REQUIRED TASK -> Copy out the records in full, word for word, without pictures.

Records about charts and figures ->
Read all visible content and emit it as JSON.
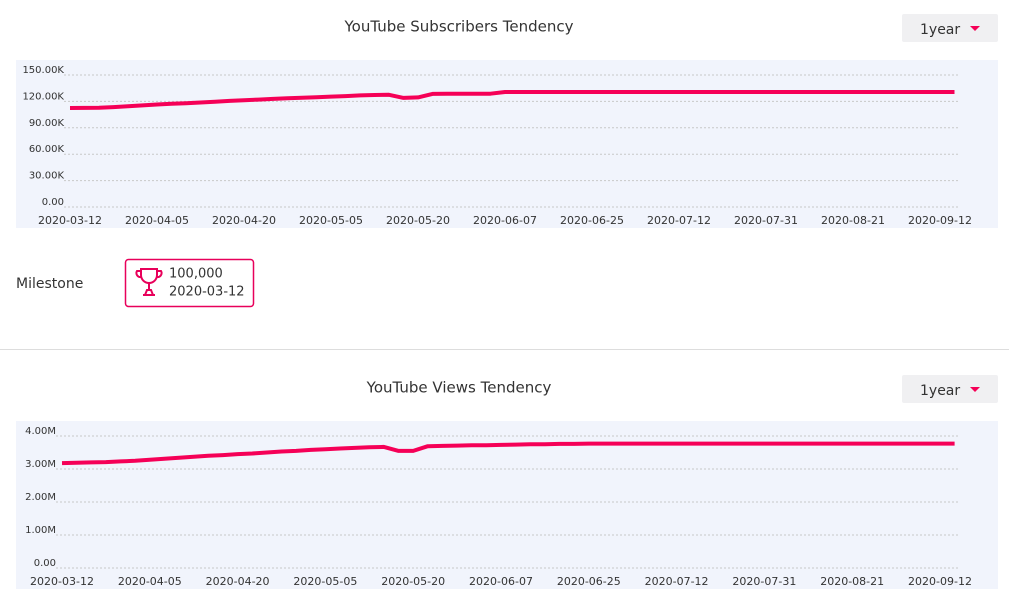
{
  "chart_data": [
    {
      "type": "line",
      "title": "YouTube Subscribers Tendency",
      "period": "1year",
      "color": "#f50057",
      "grid": true,
      "categories": [
        "2020-03-12",
        null,
        null,
        null,
        null,
        null,
        "2020-04-05",
        null,
        null,
        null,
        null,
        null,
        "2020-04-20",
        null,
        null,
        null,
        null,
        null,
        "2020-05-05",
        null,
        null,
        null,
        null,
        null,
        "2020-05-20",
        null,
        null,
        null,
        null,
        null,
        "2020-06-07",
        null,
        null,
        null,
        null,
        null,
        "2020-06-25",
        null,
        null,
        null,
        null,
        null,
        "2020-07-12",
        null,
        null,
        null,
        null,
        null,
        "2020-07-31",
        null,
        null,
        null,
        null,
        null,
        "2020-08-21",
        null,
        null,
        null,
        null,
        null,
        "2020-09-12",
        null
      ],
      "values": [
        112500,
        112600,
        112800,
        113500,
        114500,
        115500,
        116500,
        117300,
        118000,
        118800,
        119700,
        120600,
        121400,
        122000,
        122800,
        123500,
        124100,
        124800,
        125400,
        126000,
        126800,
        127300,
        127500,
        124000,
        124500,
        128500,
        128600,
        128600,
        128700,
        128800,
        130700,
        130700,
        130700,
        130700,
        130700,
        130700,
        130700,
        130700,
        130700,
        130700,
        130700,
        130700,
        130700,
        130700,
        130700,
        130700,
        130700,
        130700,
        130700,
        130700,
        130700,
        130700,
        130700,
        130700,
        130700,
        130700,
        130700,
        130700,
        130700,
        130700,
        130700,
        130700
      ],
      "ylim": [
        0,
        150000
      ],
      "yticks": [
        {
          "value": 0,
          "label": "0.00"
        },
        {
          "value": 30000,
          "label": "30.00K"
        },
        {
          "value": 60000,
          "label": "60.00K"
        },
        {
          "value": 90000,
          "label": "90.00K"
        },
        {
          "value": 120000,
          "label": "120.00K"
        },
        {
          "value": 150000,
          "label": "150.00K"
        }
      ]
    },
    {
      "type": "line",
      "title": "YouTube Views Tendency",
      "period": "1year",
      "color": "#f50057",
      "grid": true,
      "categories": [
        "2020-03-12",
        null,
        null,
        null,
        null,
        null,
        "2020-04-05",
        null,
        null,
        null,
        null,
        null,
        "2020-04-20",
        null,
        null,
        null,
        null,
        null,
        "2020-05-05",
        null,
        null,
        null,
        null,
        null,
        "2020-05-20",
        null,
        null,
        null,
        null,
        null,
        "2020-06-07",
        null,
        null,
        null,
        null,
        null,
        "2020-06-25",
        null,
        null,
        null,
        null,
        null,
        "2020-07-12",
        null,
        null,
        null,
        null,
        null,
        "2020-07-31",
        null,
        null,
        null,
        null,
        null,
        "2020-08-21",
        null,
        null,
        null,
        null,
        null,
        "2020-09-12",
        null
      ],
      "values": [
        3180000,
        3190000,
        3200000,
        3210000,
        3230000,
        3250000,
        3280000,
        3310000,
        3340000,
        3370000,
        3400000,
        3420000,
        3450000,
        3470000,
        3500000,
        3530000,
        3550000,
        3580000,
        3600000,
        3620000,
        3640000,
        3660000,
        3670000,
        3550000,
        3550000,
        3690000,
        3700000,
        3710000,
        3720000,
        3720000,
        3730000,
        3740000,
        3750000,
        3750000,
        3760000,
        3760000,
        3770000,
        3770000,
        3770000,
        3770000,
        3770000,
        3770000,
        3770000,
        3770000,
        3770000,
        3770000,
        3770000,
        3770000,
        3770000,
        3770000,
        3770000,
        3770000,
        3770000,
        3770000,
        3770000,
        3770000,
        3770000,
        3770000,
        3770000,
        3770000,
        3770000,
        3770000
      ],
      "ylim": [
        0,
        4000000
      ],
      "yticks": [
        {
          "value": 0,
          "label": "0.00"
        },
        {
          "value": 1000000,
          "label": "1.00M"
        },
        {
          "value": 2000000,
          "label": "2.00M"
        },
        {
          "value": 3000000,
          "label": "3.00M"
        },
        {
          "value": 4000000,
          "label": "4.00M"
        }
      ]
    }
  ],
  "milestone": {
    "label": "Milestone",
    "items": [
      {
        "value": "100,000",
        "date": "2020-03-12"
      }
    ]
  }
}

ANSWER TO THIS TASK ->
Read all visible content and emit it as JSON.
{
  "chart_data": [
    {
      "type": "line",
      "title": "YouTube Subscribers Tendency",
      "period": "1year",
      "color": "#f50057",
      "grid": true,
      "categories": [
        "2020-03-12",
        null,
        null,
        null,
        null,
        null,
        "2020-04-05",
        null,
        null,
        null,
        null,
        null,
        "2020-04-20",
        null,
        null,
        null,
        null,
        null,
        "2020-05-05",
        null,
        null,
        null,
        null,
        null,
        "2020-05-20",
        null,
        null,
        null,
        null,
        null,
        "2020-06-07",
        null,
        null,
        null,
        null,
        null,
        "2020-06-25",
        null,
        null,
        null,
        null,
        null,
        "2020-07-12",
        null,
        null,
        null,
        null,
        null,
        "2020-07-31",
        null,
        null,
        null,
        null,
        null,
        "2020-08-21",
        null,
        null,
        null,
        null,
        null,
        "2020-09-12",
        null
      ],
      "values": [
        112500,
        112600,
        112800,
        113500,
        114500,
        115500,
        116500,
        117300,
        118000,
        118800,
        119700,
        120600,
        121400,
        122000,
        122800,
        123500,
        124100,
        124800,
        125400,
        126000,
        126800,
        127300,
        127500,
        124000,
        124500,
        128500,
        128600,
        128600,
        128700,
        128800,
        130700,
        130700,
        130700,
        130700,
        130700,
        130700,
        130700,
        130700,
        130700,
        130700,
        130700,
        130700,
        130700,
        130700,
        130700,
        130700,
        130700,
        130700,
        130700,
        130700,
        130700,
        130700,
        130700,
        130700,
        130700,
        130700,
        130700,
        130700,
        130700,
        130700,
        130700,
        130700
      ],
      "ylim": [
        0,
        150000
      ],
      "yticks": [
        {
          "value": 0,
          "label": "0.00"
        },
        {
          "value": 30000,
          "label": "30.00K"
        },
        {
          "value": 60000,
          "label": "60.00K"
        },
        {
          "value": 90000,
          "label": "90.00K"
        },
        {
          "value": 120000,
          "label": "120.00K"
        },
        {
          "value": 150000,
          "label": "150.00K"
        }
      ]
    },
    {
      "type": "line",
      "title": "YouTube Views Tendency",
      "period": "1year",
      "color": "#f50057",
      "grid": true,
      "categories": [
        "2020-03-12",
        null,
        null,
        null,
        null,
        null,
        "2020-04-05",
        null,
        null,
        null,
        null,
        null,
        "2020-04-20",
        null,
        null,
        null,
        null,
        null,
        "2020-05-05",
        null,
        null,
        null,
        null,
        null,
        "2020-05-20",
        null,
        null,
        null,
        null,
        null,
        "2020-06-07",
        null,
        null,
        null,
        null,
        null,
        "2020-06-25",
        null,
        null,
        null,
        null,
        null,
        "2020-07-12",
        null,
        null,
        null,
        null,
        null,
        "2020-07-31",
        null,
        null,
        null,
        null,
        null,
        "2020-08-21",
        null,
        null,
        null,
        null,
        null,
        "2020-09-12",
        null
      ],
      "values": [
        3180000,
        3190000,
        3200000,
        3210000,
        3230000,
        3250000,
        3280000,
        3310000,
        3340000,
        3370000,
        3400000,
        3420000,
        3450000,
        3470000,
        3500000,
        3530000,
        3550000,
        3580000,
        3600000,
        3620000,
        3640000,
        3660000,
        3670000,
        3550000,
        3550000,
        3690000,
        3700000,
        3710000,
        3720000,
        3720000,
        3730000,
        3740000,
        3750000,
        3750000,
        3760000,
        3760000,
        3770000,
        3770000,
        3770000,
        3770000,
        3770000,
        3770000,
        3770000,
        3770000,
        3770000,
        3770000,
        3770000,
        3770000,
        3770000,
        3770000,
        3770000,
        3770000,
        3770000,
        3770000,
        3770000,
        3770000,
        3770000,
        3770000,
        3770000,
        3770000,
        3770000,
        3770000
      ],
      "ylim": [
        0,
        4000000
      ],
      "yticks": [
        {
          "value": 0,
          "label": "0.00"
        },
        {
          "value": 1000000,
          "label": "1.00M"
        },
        {
          "value": 2000000,
          "label": "2.00M"
        },
        {
          "value": 3000000,
          "label": "3.00M"
        },
        {
          "value": 4000000,
          "label": "4.00M"
        }
      ]
    }
  ],
  "milestone": {
    "label": "Milestone",
    "items": [
      {
        "value": "100,000",
        "date": "2020-03-12"
      }
    ]
  }
}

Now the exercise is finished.